Source passage:
[Start of Attachment]
Matoka said that while violence targeting Christians appeared to have dropped off in the last two years, the general insecurity and instability of the situation in the country is such that Christians continue to emigrate.

"Where is the world conscience?" he asked. "We ask the great powers: Is it true that there is a plan to empty the Middle East of Christians and that Iraq is one of the victims?"

In a briefing with journalists Oct. 18, Chaldean Auxiliary Bishop Shlemon Warduni of Baghdad said that in the past he also suspected that there was a plot to rid the Middle East of Christians. "If you ask me by whom, or how, I don't know," he said. However, there has never been such mass emigration in the history of the country, he said.

At least 20 churches have been bombed, two bishops have been kidnapped and one of them killed, and some 20 priests abducted and tortured, Warduni said.

Whether or not there is targeted persecution of Christians, he said, what is driving them away now is the fact that "there is no peace, there is no security, there are no jobs."

He made an appeal to world leaders to "take our wealth, but leave us in peace."

Fr. Raymond Moussalli, Chaldean Patriarchal Vicar of Amman, said at the briefing that there were about 400,000 Iraqis in Jordan, a small country not well-equipped to handle a large refugee population. Of those, about 5 percent are Christian, he said.
[End of Attachment]
Study material:
[Start of Attachment]
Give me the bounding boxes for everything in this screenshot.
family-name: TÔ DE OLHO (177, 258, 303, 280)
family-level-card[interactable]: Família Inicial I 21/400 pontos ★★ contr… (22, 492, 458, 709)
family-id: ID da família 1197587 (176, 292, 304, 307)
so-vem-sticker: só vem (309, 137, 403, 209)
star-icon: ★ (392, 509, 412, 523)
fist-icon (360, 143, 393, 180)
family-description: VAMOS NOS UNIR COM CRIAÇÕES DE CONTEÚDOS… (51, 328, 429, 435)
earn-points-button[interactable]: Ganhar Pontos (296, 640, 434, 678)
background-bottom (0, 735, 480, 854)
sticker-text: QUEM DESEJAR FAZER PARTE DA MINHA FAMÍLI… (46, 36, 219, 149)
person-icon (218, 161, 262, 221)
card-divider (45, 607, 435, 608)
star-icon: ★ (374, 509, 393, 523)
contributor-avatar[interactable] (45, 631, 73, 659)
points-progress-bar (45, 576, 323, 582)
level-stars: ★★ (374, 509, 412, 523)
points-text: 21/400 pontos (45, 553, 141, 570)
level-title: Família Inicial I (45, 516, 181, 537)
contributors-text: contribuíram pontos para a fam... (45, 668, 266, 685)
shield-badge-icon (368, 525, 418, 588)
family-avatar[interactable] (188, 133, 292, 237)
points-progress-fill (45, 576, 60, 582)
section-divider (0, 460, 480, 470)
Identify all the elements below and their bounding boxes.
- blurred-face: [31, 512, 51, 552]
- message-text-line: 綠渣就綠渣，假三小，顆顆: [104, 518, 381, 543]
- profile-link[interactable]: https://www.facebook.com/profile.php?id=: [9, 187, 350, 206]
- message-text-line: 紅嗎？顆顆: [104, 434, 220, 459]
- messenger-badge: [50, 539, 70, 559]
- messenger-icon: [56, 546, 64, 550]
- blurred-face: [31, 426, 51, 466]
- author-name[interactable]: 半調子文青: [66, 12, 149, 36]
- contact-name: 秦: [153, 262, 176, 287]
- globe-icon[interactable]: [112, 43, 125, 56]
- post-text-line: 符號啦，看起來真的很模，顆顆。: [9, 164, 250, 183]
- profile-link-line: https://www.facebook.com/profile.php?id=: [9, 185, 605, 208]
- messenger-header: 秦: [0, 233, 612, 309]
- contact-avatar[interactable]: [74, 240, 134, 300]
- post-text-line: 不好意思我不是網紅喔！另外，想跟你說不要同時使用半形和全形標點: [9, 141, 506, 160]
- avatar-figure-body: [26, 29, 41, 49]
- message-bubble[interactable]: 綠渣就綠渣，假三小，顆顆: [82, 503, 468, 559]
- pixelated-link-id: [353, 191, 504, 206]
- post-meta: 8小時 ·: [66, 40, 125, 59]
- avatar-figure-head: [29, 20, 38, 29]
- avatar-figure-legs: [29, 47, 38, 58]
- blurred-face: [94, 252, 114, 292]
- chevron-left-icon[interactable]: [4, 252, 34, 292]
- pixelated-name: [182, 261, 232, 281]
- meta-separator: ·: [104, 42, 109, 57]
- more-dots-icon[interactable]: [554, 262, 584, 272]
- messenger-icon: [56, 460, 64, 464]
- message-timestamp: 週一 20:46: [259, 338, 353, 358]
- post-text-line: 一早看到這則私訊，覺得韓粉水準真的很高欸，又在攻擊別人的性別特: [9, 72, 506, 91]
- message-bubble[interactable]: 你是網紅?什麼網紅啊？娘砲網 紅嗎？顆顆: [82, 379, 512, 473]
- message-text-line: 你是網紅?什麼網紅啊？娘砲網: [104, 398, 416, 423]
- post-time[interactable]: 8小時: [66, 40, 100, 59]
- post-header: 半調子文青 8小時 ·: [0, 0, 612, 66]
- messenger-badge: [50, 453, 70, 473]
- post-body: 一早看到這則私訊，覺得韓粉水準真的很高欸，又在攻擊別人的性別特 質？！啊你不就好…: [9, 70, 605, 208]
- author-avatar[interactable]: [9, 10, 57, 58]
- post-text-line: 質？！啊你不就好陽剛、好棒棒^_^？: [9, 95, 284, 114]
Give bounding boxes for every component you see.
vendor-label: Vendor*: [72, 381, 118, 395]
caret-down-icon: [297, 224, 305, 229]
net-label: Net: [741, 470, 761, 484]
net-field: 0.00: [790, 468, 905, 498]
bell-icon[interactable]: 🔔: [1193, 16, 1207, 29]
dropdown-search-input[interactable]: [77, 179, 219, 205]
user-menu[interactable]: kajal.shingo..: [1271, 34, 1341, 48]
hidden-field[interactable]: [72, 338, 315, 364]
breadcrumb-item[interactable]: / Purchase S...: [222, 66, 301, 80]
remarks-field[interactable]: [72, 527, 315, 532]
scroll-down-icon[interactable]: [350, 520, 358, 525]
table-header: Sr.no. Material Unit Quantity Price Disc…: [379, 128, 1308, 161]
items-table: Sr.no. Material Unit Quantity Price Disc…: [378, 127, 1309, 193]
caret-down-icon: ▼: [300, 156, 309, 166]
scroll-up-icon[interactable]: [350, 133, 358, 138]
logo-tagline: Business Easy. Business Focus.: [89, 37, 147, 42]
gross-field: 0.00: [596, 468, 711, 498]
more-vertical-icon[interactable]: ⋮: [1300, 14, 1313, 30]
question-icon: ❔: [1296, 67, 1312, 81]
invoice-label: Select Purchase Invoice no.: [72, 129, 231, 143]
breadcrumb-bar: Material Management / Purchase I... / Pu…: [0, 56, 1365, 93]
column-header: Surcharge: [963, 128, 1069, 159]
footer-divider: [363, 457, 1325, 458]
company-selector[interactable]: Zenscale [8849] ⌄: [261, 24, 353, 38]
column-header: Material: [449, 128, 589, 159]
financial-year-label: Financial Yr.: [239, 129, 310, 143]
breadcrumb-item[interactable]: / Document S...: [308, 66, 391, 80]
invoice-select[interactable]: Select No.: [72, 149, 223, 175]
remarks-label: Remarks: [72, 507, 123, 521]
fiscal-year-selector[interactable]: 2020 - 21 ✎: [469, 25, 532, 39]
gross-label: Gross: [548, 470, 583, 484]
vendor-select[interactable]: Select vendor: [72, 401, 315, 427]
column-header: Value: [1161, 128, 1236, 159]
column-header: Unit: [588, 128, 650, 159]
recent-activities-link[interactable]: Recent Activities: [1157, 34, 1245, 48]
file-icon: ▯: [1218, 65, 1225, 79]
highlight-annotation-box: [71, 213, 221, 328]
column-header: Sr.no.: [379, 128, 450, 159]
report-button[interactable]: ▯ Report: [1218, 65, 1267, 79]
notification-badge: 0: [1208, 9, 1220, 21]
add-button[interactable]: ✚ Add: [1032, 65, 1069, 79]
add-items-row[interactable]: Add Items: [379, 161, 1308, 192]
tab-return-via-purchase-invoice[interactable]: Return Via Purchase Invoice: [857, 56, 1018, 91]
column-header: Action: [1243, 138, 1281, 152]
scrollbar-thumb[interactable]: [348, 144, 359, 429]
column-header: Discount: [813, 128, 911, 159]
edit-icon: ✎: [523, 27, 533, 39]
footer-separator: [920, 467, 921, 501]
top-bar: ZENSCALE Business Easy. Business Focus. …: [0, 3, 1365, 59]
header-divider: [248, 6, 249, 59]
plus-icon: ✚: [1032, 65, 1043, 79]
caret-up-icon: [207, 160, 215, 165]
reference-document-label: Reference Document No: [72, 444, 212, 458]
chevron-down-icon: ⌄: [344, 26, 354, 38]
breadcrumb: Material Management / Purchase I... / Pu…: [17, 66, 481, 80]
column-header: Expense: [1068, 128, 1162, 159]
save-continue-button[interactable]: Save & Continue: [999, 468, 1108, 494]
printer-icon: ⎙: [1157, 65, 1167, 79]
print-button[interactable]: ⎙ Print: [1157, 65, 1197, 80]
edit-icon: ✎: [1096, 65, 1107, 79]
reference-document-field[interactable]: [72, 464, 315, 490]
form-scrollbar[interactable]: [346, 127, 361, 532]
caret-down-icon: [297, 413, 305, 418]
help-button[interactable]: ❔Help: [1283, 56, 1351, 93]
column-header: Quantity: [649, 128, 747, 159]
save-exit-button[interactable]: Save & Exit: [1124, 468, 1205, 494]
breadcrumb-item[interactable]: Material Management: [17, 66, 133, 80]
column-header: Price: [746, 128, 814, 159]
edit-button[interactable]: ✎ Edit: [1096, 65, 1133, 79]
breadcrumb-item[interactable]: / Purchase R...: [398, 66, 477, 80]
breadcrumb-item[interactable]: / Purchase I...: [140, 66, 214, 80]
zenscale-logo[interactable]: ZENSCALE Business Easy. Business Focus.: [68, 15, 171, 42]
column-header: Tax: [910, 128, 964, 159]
[End of Attachment]
Task requirements:
In the passage on Iraqi Christians, how many Iraqis did Fr. Raymond Moussalli say were living in Jordan?

Your solution:
About 400,000.